=== Written problem ===
Report every line in the listing that contains the string "image".

==============================

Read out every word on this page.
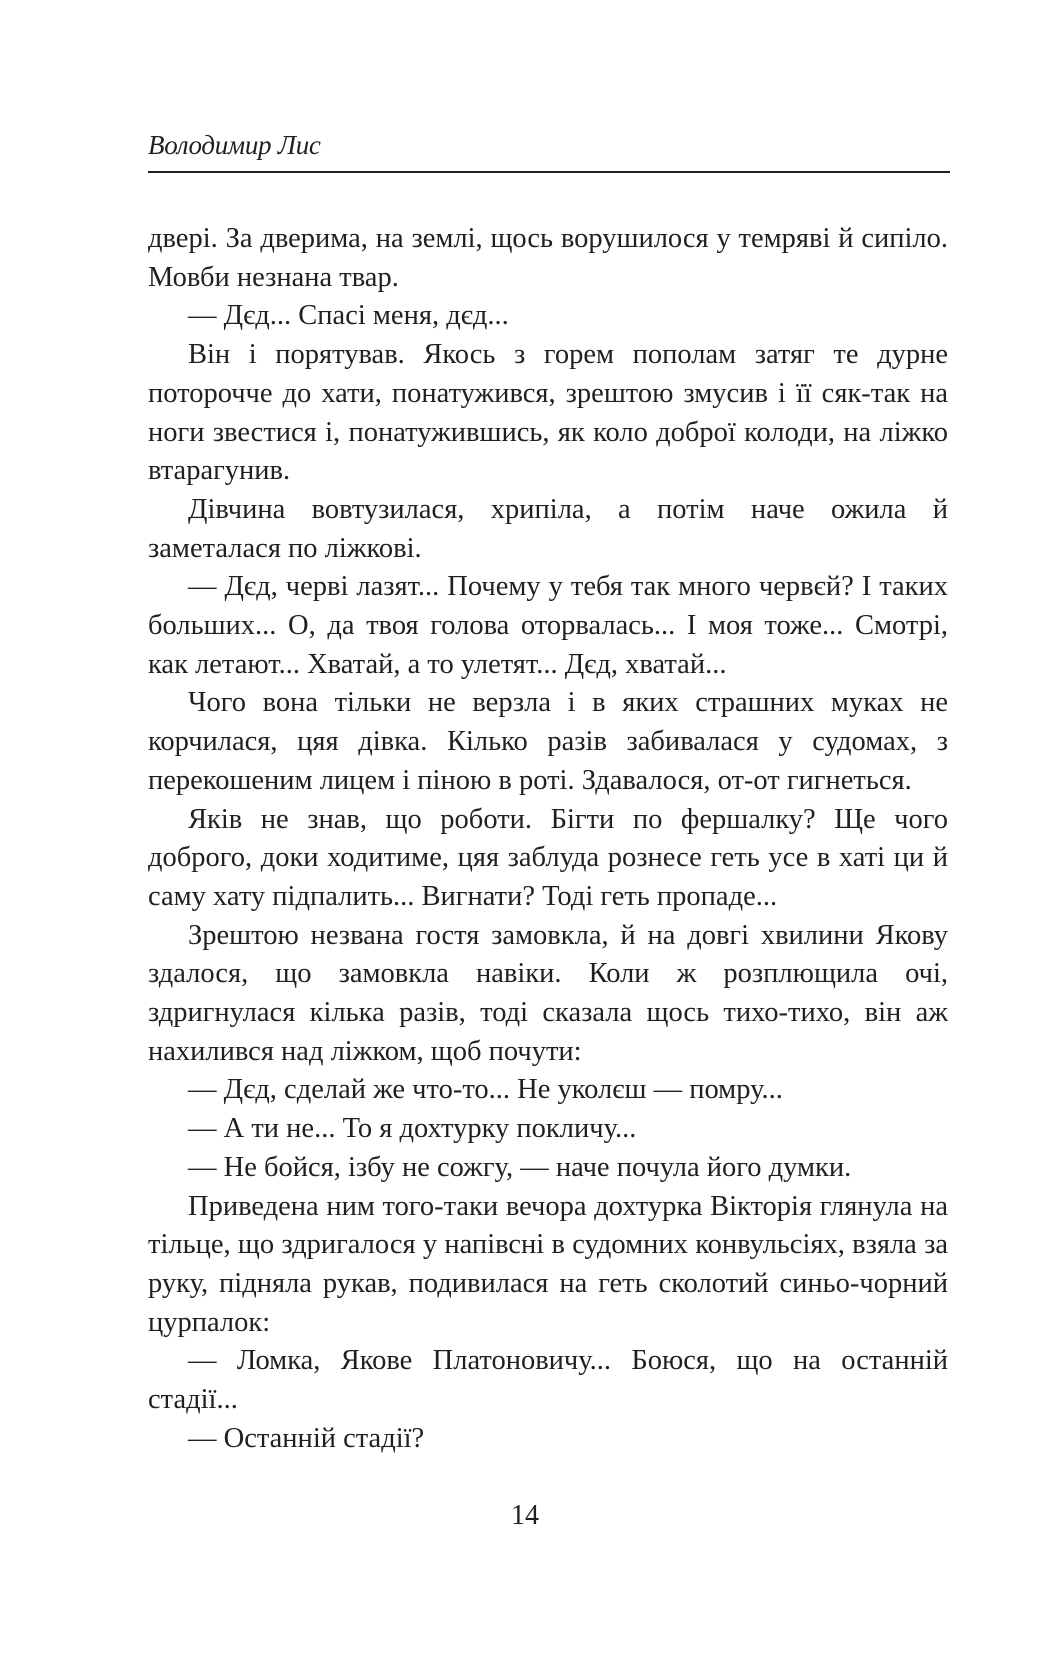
Володимир Лис

двері. За дверима, на землі, щось ворушилося у темряві й сипіло. Мовби незнана твар.

— Дєд... Спасі меня, дєд...

Він і порятував. Якось з горем пополам затяг те дурне поторочче до хати, понатужився, зрештою змусив і її сяк-так на ноги звестися і, понатужившись, як коло доброї колоди, на ліжко втарагунив.

Дівчина вовтузилася, хрипіла, а потім наче ожила й заметалася по ліжкові.

— Дєд, черві лазят... Почему у тебя так много червєй? І таких больших... О, да твоя голова оторвалась... І моя тоже... Смотрі, как летают... Хватай, а то улетят... Дєд, хватай...

Чого вона тільки не верзла і в яких страшних муках не корчилася, цяя дівка. Кілько разів забивалася у судомах, з перекошеним лицем і піною в роті. Здавалося, от-от гигнеться.

Яків не знав, що роботи. Бігти по фершалку? Ще чого доброго, доки ходитиме, цяя заблуда рознесе геть усе в хаті ци й саму хату підпалить... Вигнати? Тоді геть пропаде...

Зрештою незвана гостя замовкла, й на довгі хвилини Якову здалося, що замовкла навіки. Коли ж розплющила очі, здригнулася кілька разів, тоді сказала щось тихо-тихо, він аж нахилився над ліжком, щоб почути:

— Дєд, сделай же что-то... Не уколєш — помру...

— А ти не... То я дохтурку покличу...

— Не бойся, ізбу не сожгу, — наче почула його думки.

Приведена ним того-таки вечора дохтурка Вікторія глянула на тільце, що здригалося у напівсні в судомних конвульсіях, взяла за руку, підняла рукав, подивилася на геть сколотий синьо-чорний цурпалок:

— Ломка, Якове Платоновичу... Боюся, що на останній стадії...

— Останній стадії?

14
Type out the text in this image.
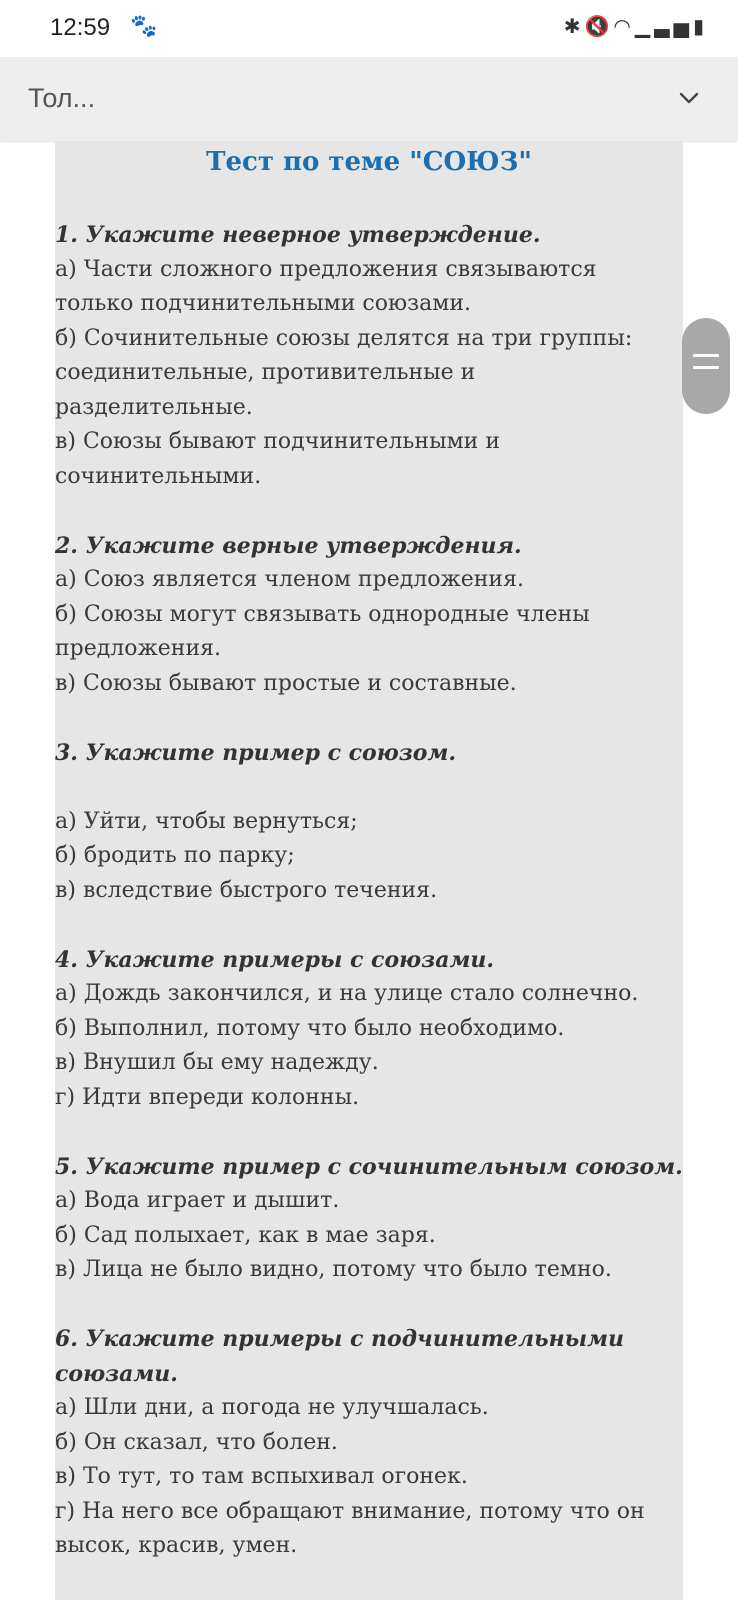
12:59 🐾	✱🔇◠▁▃▅▮
Тол...
Тест по теме "СОЮЗ"
1. Укажите неверное утверждение.
а) Части сложного предложения связываются
только подчинительными союзами.
б) Сочинительные союзы делятся на три группы:
соединительные, противительные и
разделительные.
в) Союзы бывают подчинительными и
сочинительными.
2. Укажите верные утверждения.
а) Союз является членом предложения.
б) Союзы могут связывать однородные члены
предложения.
в) Союзы бывают простые и составные.
3. Укажите пример с союзом.
а) Уйти, чтобы вернуться;
б) бродить по парку;
в) вследствие быстрого течения.
4. Укажите примеры с союзами.
а) Дождь закончился, и на улице стало солнечно.
б) Выполнил, потому что было необходимо.
в) Внушил бы ему надежду.
г) Идти впереди колонны.
5. Укажите пример с сочинительным союзом.
а) Вода играет и дышит.
б) Сад полыхает, как в мае заря.
в) Лица не было видно, потому что было темно.
6. Укажите примеры с подчинительными
союзами.
а) Шли дни, а погода не улучшалась.
б) Он сказал, что болен.
в) То тут, то там вспыхивал огонек.
г) На него все обращают внимание, потому что он
высок, красив, умен.
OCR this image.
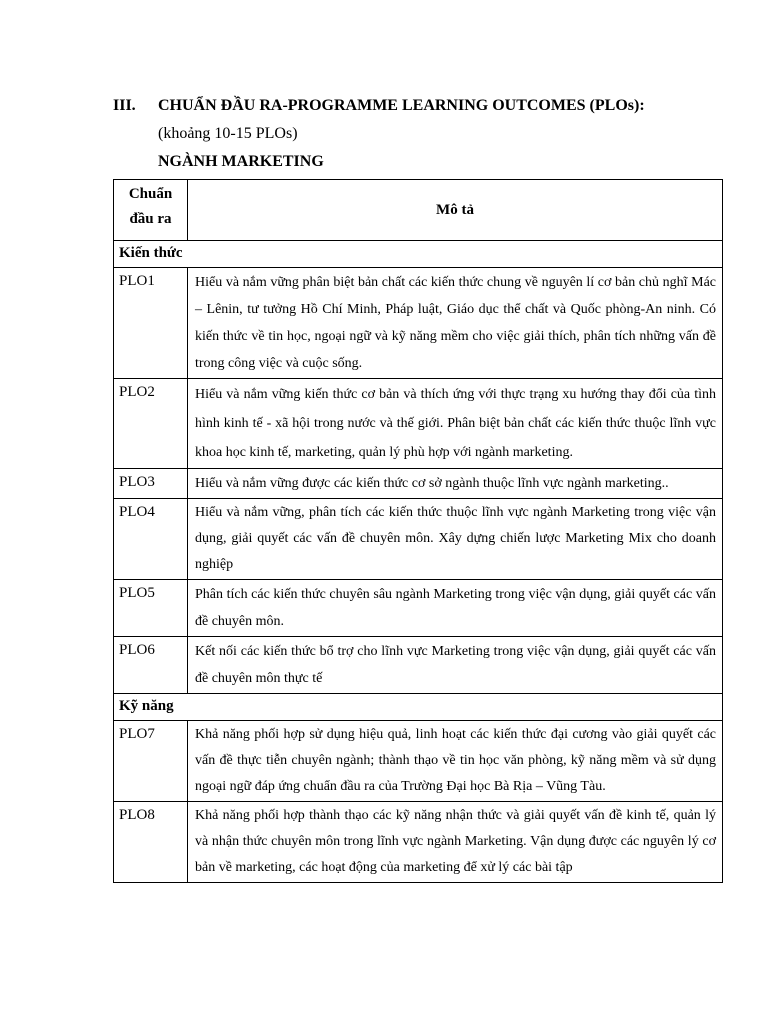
III.	CHUẨN ĐẦU RA-PROGRAMME LEARNING OUTCOMES (PLOs):
(khoảng 10-15 PLOs)
NGÀNH MARKETING
Chuẩn
đầu ra	Mô tả
Kiến thức	
PLO1	Hiểu và nắm vững phân biệt bản chất các kiến thức chung về nguyên lí cơ bản chủ nghĩ Mác – Lênin, tư tưởng Hồ Chí Minh, Pháp luật, Giáo dục thể chất và Quốc phòng-An ninh. Có kiến thức về tin học, ngoại ngữ và kỹ năng mềm cho việc giải thích, phân tích những vấn đề trong công việc và cuộc sống.
PLO2	Hiểu và nắm vững kiến thức cơ bản và thích ứng với thực trạng xu hướng thay đổi của tình hình kinh tế - xã hội trong nước và thế giới. Phân biệt bản chất các kiến thức thuộc lĩnh vực khoa học kinh tế, marketing, quản lý phù hợp với ngành marketing.
PLO3	Hiểu và nắm vững được các kiến thức cơ sở ngành thuộc lĩnh vực ngành marketing..
PLO4	Hiểu và nắm vững, phân tích các kiến thức thuộc lĩnh vực ngành Marketing trong việc vận dụng, giải quyết các vấn đề chuyên môn. Xây dựng chiến lược Marketing Mix cho doanh nghiệp
PLO5	Phân tích các kiến thức chuyên sâu ngành Marketing trong việc vận dụng, giải quyết các vấn đề chuyên môn.
PLO6	Kết nối các kiến thức bổ trợ cho lĩnh vực Marketing trong việc vận dụng, giải quyết các vấn đề chuyên môn thực tế
Kỹ năng	
PLO7	Khả năng phối hợp sử dụng hiệu quả, linh hoạt các kiến thức đại cương vào giải quyết các vấn đề thực tiễn chuyên ngành; thành thạo về tin học văn phòng, kỹ năng mềm và sử dụng ngoại ngữ đáp ứng chuẩn đầu ra của Trường Đại học Bà Rịa – Vũng Tàu.
PLO8	Khả năng phối hợp thành thạo các kỹ năng nhận thức và giải quyết vấn đề kinh tế, quản lý và nhận thức chuyên môn trong lĩnh vực ngành Marketing. Vận dụng được các nguyên lý cơ bản về marketing, các hoạt động của marketing để xử lý các bài tập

==============================

=== Full solution ===
Type out the text in this image.
OCR this image.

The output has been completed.